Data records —
━━━

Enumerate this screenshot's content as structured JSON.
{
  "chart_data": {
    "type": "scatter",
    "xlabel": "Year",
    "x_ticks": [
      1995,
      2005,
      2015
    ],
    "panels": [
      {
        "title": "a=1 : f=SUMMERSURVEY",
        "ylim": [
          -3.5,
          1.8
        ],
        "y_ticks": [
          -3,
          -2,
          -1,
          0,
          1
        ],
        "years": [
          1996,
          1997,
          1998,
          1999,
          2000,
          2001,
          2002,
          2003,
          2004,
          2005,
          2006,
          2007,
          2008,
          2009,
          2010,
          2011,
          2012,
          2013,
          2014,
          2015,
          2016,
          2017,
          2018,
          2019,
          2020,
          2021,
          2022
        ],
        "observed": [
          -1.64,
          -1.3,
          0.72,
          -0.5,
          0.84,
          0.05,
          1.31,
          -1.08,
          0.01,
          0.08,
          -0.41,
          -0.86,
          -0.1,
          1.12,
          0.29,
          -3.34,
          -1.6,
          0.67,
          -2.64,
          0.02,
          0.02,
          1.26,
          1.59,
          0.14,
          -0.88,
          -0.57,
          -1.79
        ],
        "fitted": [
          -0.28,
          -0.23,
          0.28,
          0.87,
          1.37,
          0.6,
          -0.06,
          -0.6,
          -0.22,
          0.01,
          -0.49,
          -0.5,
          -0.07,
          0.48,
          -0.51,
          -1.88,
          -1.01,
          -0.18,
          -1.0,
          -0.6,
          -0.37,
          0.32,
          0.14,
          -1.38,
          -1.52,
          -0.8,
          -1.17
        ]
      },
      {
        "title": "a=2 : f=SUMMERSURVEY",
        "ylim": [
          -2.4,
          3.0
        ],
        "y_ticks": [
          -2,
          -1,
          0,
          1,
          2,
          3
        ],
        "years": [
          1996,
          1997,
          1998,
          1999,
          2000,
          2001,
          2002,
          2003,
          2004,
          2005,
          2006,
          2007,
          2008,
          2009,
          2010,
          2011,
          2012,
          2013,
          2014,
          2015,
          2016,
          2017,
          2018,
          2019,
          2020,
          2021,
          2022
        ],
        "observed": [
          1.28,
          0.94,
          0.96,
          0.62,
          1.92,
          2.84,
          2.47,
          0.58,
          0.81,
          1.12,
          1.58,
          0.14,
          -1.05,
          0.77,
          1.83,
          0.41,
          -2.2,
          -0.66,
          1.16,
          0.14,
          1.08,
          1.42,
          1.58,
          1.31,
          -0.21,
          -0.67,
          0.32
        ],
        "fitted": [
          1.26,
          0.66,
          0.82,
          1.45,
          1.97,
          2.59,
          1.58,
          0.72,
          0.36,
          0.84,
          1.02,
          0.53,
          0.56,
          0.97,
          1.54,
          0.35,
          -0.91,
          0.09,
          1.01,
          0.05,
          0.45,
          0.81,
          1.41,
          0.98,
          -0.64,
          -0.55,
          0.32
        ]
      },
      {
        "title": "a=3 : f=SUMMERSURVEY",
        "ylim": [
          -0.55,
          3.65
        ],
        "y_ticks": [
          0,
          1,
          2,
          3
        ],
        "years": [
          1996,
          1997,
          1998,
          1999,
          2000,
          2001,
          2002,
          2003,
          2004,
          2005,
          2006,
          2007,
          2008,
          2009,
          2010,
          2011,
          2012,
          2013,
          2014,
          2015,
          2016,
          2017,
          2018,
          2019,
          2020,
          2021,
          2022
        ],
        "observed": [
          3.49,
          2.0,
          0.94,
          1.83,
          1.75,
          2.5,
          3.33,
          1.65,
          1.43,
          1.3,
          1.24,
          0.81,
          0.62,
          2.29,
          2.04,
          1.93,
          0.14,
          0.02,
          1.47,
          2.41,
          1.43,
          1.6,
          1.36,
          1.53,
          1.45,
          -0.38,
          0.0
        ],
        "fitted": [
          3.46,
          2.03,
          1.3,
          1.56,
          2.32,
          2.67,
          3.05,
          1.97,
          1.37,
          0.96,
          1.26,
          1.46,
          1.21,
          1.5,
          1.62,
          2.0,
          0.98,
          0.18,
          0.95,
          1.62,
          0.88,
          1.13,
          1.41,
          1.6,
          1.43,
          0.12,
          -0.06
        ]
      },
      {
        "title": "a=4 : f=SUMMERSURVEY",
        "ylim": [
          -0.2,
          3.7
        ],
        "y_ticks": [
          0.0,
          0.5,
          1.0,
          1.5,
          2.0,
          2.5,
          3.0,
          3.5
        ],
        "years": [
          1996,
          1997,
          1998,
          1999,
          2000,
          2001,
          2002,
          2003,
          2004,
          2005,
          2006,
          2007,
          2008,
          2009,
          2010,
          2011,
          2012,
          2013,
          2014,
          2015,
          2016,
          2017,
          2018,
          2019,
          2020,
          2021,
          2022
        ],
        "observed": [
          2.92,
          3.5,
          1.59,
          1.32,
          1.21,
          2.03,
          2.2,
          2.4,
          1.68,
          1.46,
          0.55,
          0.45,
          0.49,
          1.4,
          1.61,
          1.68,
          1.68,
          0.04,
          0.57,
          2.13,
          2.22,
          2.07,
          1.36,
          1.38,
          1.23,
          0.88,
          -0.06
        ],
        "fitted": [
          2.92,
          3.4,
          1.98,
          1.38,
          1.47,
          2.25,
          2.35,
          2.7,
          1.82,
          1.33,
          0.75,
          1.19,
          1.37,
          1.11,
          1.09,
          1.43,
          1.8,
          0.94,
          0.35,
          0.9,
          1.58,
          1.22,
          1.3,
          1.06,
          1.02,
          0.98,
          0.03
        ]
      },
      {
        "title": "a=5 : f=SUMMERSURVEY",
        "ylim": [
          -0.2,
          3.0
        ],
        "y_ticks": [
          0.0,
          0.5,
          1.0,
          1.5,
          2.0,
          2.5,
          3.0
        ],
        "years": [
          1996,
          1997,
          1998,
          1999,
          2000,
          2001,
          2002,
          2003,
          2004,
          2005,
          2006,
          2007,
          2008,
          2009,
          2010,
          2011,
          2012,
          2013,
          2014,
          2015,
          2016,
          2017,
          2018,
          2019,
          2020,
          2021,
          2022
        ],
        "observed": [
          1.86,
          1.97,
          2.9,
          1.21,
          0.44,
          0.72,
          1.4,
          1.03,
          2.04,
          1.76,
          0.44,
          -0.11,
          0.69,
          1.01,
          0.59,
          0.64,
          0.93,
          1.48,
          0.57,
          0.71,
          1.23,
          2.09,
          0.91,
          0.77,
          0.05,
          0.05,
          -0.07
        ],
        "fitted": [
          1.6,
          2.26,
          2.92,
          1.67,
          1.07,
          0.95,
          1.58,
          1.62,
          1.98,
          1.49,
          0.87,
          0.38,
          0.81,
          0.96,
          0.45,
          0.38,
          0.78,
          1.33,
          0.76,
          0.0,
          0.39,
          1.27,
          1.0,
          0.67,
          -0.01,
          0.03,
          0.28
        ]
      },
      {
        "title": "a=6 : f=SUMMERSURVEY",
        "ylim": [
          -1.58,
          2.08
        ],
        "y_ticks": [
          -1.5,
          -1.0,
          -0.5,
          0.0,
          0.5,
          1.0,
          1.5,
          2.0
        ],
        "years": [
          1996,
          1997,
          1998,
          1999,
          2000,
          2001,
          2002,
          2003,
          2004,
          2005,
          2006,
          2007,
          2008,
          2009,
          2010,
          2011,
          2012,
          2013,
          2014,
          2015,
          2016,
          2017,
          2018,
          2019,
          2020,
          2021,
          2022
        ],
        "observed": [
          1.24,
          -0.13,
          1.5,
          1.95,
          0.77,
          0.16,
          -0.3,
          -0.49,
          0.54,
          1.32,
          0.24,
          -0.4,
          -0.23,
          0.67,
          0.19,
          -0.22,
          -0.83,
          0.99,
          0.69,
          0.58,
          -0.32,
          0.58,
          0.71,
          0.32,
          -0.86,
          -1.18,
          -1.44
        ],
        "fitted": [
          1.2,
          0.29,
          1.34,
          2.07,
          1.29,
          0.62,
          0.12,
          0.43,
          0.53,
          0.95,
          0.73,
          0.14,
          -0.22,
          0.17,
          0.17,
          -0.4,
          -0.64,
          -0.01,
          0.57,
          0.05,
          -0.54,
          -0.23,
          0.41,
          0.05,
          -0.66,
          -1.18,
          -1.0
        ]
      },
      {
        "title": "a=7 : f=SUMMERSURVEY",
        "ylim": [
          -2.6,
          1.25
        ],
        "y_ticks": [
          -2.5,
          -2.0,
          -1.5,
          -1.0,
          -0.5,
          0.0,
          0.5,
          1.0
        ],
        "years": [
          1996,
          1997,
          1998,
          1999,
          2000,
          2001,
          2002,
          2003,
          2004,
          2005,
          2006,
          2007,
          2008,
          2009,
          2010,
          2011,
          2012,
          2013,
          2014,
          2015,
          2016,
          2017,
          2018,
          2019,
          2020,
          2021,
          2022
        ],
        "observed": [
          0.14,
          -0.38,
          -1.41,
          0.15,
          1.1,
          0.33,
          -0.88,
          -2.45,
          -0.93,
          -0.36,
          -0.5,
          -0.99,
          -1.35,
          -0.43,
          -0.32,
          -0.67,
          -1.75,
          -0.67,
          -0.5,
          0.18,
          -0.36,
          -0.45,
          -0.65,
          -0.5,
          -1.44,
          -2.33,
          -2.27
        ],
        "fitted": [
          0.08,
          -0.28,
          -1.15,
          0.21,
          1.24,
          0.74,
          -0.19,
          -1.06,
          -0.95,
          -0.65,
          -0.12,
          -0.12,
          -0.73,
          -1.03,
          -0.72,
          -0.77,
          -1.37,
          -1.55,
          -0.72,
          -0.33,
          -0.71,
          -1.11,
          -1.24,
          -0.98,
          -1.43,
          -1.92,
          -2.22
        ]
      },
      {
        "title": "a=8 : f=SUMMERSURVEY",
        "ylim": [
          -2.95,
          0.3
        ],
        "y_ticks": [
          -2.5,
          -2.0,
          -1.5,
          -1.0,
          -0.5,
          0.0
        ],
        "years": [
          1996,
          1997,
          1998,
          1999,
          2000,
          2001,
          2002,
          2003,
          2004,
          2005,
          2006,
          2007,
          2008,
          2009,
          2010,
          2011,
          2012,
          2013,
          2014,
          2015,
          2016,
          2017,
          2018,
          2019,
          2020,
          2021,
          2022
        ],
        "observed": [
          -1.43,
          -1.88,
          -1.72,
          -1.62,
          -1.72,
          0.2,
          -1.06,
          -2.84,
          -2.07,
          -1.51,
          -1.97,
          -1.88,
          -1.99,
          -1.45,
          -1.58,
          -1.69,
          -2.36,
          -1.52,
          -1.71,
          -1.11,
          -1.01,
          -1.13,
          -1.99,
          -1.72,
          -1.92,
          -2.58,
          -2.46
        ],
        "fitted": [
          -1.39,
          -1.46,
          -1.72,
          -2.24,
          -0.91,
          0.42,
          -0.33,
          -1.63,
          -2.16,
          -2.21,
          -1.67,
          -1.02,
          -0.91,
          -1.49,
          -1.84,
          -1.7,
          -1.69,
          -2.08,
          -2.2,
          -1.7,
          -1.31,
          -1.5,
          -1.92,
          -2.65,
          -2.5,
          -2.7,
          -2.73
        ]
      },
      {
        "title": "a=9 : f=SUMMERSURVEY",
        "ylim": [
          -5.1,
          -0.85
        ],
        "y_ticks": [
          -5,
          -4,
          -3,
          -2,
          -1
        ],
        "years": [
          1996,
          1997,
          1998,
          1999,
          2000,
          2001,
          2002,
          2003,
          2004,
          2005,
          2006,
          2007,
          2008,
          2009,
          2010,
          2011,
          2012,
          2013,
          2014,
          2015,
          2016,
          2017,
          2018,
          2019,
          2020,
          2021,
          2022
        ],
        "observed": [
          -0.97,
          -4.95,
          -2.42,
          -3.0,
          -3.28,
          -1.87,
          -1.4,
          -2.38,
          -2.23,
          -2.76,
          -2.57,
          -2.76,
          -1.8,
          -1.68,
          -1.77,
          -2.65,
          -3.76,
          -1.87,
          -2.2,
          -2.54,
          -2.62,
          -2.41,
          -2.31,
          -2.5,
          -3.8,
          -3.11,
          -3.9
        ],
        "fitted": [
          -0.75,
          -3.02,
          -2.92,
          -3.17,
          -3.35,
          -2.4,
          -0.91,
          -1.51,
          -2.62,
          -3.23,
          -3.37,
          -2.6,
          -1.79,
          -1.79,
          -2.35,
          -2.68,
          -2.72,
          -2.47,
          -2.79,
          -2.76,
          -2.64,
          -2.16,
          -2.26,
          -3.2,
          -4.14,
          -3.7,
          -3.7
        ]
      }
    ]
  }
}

━━━

WHAT YOU ARE ASKED TO DO — Pull out every line in the data above that has the word "title".

EXPECTED ANSWER —
        "title": "a=1 : f=SUMMERSURVEY",
        "title": "a=2 : f=SUMMERSURVEY",
        "title": "a=3 : f=SUMMERSURVEY",
        "title": "a=4 : f=SUMMERSURVEY",
        "title": "a=5 : f=SUMMERSURVEY",
        "title": "a=6 : f=SUMMERSURVEY",
        "title": "a=7 : f=SUMMERSURVEY",
        "title": "a=8 : f=SUMMERSURVEY",
        "title": "a=9 : f=SUMMERSURVEY",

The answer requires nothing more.